### PROBLEM DETAILS
All entries should be output exactly as they stand.
:::
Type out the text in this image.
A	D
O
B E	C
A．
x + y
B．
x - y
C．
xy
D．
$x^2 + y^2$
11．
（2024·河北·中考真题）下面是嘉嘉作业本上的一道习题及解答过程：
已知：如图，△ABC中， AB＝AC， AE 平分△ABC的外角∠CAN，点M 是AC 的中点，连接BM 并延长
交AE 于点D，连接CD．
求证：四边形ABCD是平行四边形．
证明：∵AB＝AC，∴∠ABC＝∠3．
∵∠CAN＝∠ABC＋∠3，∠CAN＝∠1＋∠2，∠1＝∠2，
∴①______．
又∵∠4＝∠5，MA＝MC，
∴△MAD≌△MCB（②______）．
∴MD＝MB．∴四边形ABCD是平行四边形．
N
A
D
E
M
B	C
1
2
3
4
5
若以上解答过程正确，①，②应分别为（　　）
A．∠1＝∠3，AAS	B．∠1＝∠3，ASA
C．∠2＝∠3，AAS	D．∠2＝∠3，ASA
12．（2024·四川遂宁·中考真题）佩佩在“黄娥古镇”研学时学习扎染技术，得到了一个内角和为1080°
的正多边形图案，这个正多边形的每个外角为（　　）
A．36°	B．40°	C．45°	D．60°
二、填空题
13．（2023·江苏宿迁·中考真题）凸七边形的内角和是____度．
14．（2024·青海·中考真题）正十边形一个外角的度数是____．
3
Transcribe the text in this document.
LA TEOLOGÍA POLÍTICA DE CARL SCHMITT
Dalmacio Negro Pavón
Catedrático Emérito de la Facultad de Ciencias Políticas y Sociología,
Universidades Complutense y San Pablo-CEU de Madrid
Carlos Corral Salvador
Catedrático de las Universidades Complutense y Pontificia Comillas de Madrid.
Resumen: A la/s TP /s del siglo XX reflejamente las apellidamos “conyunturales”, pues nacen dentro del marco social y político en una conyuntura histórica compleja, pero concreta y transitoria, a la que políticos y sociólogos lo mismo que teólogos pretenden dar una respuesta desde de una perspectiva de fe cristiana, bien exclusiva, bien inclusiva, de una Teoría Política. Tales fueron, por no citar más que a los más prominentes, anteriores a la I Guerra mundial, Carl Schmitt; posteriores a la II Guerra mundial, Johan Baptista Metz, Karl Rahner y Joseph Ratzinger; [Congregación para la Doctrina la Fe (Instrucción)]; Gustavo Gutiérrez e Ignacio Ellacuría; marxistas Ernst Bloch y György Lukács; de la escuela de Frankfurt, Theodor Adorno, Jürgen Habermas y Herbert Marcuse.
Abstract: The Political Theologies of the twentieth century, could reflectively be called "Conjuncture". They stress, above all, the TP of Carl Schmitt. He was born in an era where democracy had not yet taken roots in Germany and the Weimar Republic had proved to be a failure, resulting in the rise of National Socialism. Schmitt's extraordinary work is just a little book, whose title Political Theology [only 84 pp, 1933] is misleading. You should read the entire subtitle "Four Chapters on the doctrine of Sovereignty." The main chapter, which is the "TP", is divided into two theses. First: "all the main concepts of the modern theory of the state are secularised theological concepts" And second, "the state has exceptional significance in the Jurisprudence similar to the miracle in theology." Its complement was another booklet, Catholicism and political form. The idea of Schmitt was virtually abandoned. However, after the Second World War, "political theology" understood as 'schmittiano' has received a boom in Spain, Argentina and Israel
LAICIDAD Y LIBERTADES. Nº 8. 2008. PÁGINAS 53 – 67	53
:::
### FINISHED ANSWER
Type out the text in this image.
A	D
O
B E	C
A．
x + y
B．
x - y
C．
xy
D．
$x^2 + y^2$
11．
（2024·河北·中考真题）下面是嘉嘉作业本上的一道习题及解答过程：
已知：如图，△ABC中， AB＝AC， AE 平分△ABC的外角∠CAN，点M 是AC 的中点，连接BM 并延长
交AE 于点D，连接CD．
求证：四边形ABCD是平行四边形．
证明：∵AB＝AC，∴∠ABC＝∠3．
∵∠CAN＝∠ABC＋∠3，∠CAN＝∠1＋∠2，∠1＝∠2，
∴①______．
又∵∠4＝∠5，MA＝MC，
∴△MAD≌△MCB（②______）．
∴MD＝MB．∴四边形ABCD是平行四边形．
N
A
D
E
M
B	C
1
2
3
4
5
若以上解答过程正确，①，②应分别为（　　）
A．∠1＝∠3，AAS	B．∠1＝∠3，ASA
C．∠2＝∠3，AAS	D．∠2＝∠3，ASA
12．（2024·四川遂宁·中考真题）佩佩在“黄娥古镇”研学时学习扎染技术，得到了一个内角和为1080°
的正多边形图案，这个正多边形的每个外角为（　　）
A．36°	B．40°	C．45°	D．60°
二、填空题
13．（2023·江苏宿迁·中考真题）凸七边形的内角和是____度．
14．（2024·青海·中考真题）正十边形一个外角的度数是____．
3
Transcribe the text in this document.
LA TEOLOGÍA POLÍTICA DE CARL SCHMITT
Dalmacio Negro Pavón
Catedrático Emérito de la Facultad de Ciencias Políticas y Sociología,
Universidades Complutense y San Pablo-CEU de Madrid
Carlos Corral Salvador
Catedrático de las Universidades Complutense y Pontificia Comillas de Madrid.
Resumen: A la/s TP /s del siglo XX reflejamente las apellidamos “conyunturales”, pues nacen dentro del marco social y político en una conyuntura histórica compleja, pero concreta y transitoria, a la que políticos y sociólogos lo mismo que teólogos pretenden dar una respuesta desde de una perspectiva de fe cristiana, bien exclusiva, bien inclusiva, de una Teoría Política. Tales fueron, por no citar más que a los más prominentes, anteriores a la I Guerra mundial, Carl Schmitt; posteriores a la II Guerra mundial, Johan Baptista Metz, Karl Rahner y Joseph Ratzinger; [Congregación para la Doctrina la Fe (Instrucción)]; Gustavo Gutiérrez e Ignacio Ellacuría; marxistas Ernst Bloch y György Lukács; de la escuela de Frankfurt, Theodor Adorno, Jürgen Habermas y Herbert Marcuse.
Abstract: The Political Theologies of the twentieth century, could reflectively be called "Conjuncture". They stress, above all, the TP of Carl Schmitt. He was born in an era where democracy had not yet taken roots in Germany and the Weimar Republic had proved to be a failure, resulting in the rise of National Socialism. Schmitt's extraordinary work is just a little book, whose title Political Theology [only 84 pp, 1933] is misleading. You should read the entire subtitle "Four Chapters on the doctrine of Sovereignty." The main chapter, which is the "TP", is divided into two theses. First: "all the main concepts of the modern theory of the state are secularised theological concepts" And second, "the state has exceptional significance in the Jurisprudence similar to the miracle in theology." Its complement was another booklet, Catholicism and political form. The idea of Schmitt was virtually abandoned. However, after the Second World War, "political theology" understood as 'schmittiano' has received a boom in Spain, Argentina and Israel
LAICIDAD Y LIBERTADES. Nº 8. 2008. PÁGINAS 53 – 67	53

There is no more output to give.